> [What is needed]:
Write the listing below out again exactly, dropping the images.
───── Source records
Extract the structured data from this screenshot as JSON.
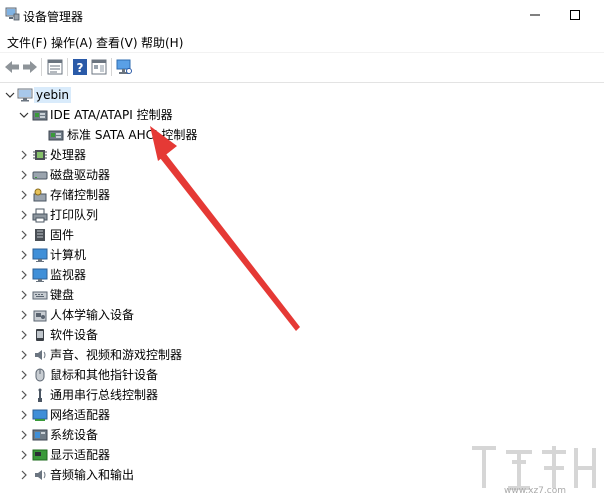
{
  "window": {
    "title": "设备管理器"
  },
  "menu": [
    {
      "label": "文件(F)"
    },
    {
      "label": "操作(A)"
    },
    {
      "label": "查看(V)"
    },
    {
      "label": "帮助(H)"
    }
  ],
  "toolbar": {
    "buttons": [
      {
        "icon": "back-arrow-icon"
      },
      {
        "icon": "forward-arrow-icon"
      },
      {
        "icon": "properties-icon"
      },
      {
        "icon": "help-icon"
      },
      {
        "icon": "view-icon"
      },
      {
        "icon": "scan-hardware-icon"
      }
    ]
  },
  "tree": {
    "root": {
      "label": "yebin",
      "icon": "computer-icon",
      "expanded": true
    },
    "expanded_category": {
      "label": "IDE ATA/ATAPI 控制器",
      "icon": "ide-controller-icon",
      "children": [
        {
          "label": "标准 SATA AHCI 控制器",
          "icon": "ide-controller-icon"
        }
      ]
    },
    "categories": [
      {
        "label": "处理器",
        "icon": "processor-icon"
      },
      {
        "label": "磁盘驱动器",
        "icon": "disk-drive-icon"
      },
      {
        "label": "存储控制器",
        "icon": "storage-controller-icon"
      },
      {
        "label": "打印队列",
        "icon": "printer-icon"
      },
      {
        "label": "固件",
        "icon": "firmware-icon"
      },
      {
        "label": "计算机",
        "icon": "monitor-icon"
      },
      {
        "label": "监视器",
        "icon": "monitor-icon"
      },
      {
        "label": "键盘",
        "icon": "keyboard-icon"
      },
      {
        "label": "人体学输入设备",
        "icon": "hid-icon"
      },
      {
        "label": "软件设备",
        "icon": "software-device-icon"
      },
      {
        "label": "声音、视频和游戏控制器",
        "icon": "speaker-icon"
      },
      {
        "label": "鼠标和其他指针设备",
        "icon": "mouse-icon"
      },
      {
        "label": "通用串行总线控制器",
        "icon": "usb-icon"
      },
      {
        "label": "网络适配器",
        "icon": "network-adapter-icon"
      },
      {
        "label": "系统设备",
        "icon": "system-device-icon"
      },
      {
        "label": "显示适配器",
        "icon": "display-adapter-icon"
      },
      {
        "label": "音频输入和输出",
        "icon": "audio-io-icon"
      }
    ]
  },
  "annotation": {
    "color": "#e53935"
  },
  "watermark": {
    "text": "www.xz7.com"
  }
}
──────────
> [Exercise solution]:
Extract the structured data from this screenshot as JSON.
{
  "window": {
    "title": "设备管理器"
  },
  "menu": [
    {
      "label": "文件(F)"
    },
    {
      "label": "操作(A)"
    },
    {
      "label": "查看(V)"
    },
    {
      "label": "帮助(H)"
    }
  ],
  "toolbar": {
    "buttons": [
      {
        "icon": "back-arrow-icon"
      },
      {
        "icon": "forward-arrow-icon"
      },
      {
        "icon": "properties-icon"
      },
      {
        "icon": "help-icon"
      },
      {
        "icon": "view-icon"
      },
      {
        "icon": "scan-hardware-icon"
      }
    ]
  },
  "tree": {
    "root": {
      "label": "yebin",
      "icon": "computer-icon",
      "expanded": true
    },
    "expanded_category": {
      "label": "IDE ATA/ATAPI 控制器",
      "icon": "ide-controller-icon",
      "children": [
        {
          "label": "标准 SATA AHCI 控制器",
          "icon": "ide-controller-icon"
        }
      ]
    },
    "categories": [
      {
        "label": "处理器",
        "icon": "processor-icon"
      },
      {
        "label": "磁盘驱动器",
        "icon": "disk-drive-icon"
      },
      {
        "label": "存储控制器",
        "icon": "storage-controller-icon"
      },
      {
        "label": "打印队列",
        "icon": "printer-icon"
      },
      {
        "label": "固件",
        "icon": "firmware-icon"
      },
      {
        "label": "计算机",
        "icon": "monitor-icon"
      },
      {
        "label": "监视器",
        "icon": "monitor-icon"
      },
      {
        "label": "键盘",
        "icon": "keyboard-icon"
      },
      {
        "label": "人体学输入设备",
        "icon": "hid-icon"
      },
      {
        "label": "软件设备",
        "icon": "software-device-icon"
      },
      {
        "label": "声音、视频和游戏控制器",
        "icon": "speaker-icon"
      },
      {
        "label": "鼠标和其他指针设备",
        "icon": "mouse-icon"
      },
      {
        "label": "通用串行总线控制器",
        "icon": "usb-icon"
      },
      {
        "label": "网络适配器",
        "icon": "network-adapter-icon"
      },
      {
        "label": "系统设备",
        "icon": "system-device-icon"
      },
      {
        "label": "显示适配器",
        "icon": "display-adapter-icon"
      },
      {
        "label": "音频输入和输出",
        "icon": "audio-io-icon"
      }
    ]
  },
  "annotation": {
    "color": "#e53935"
  },
  "watermark": {
    "text": "www.xz7.com"
  }
}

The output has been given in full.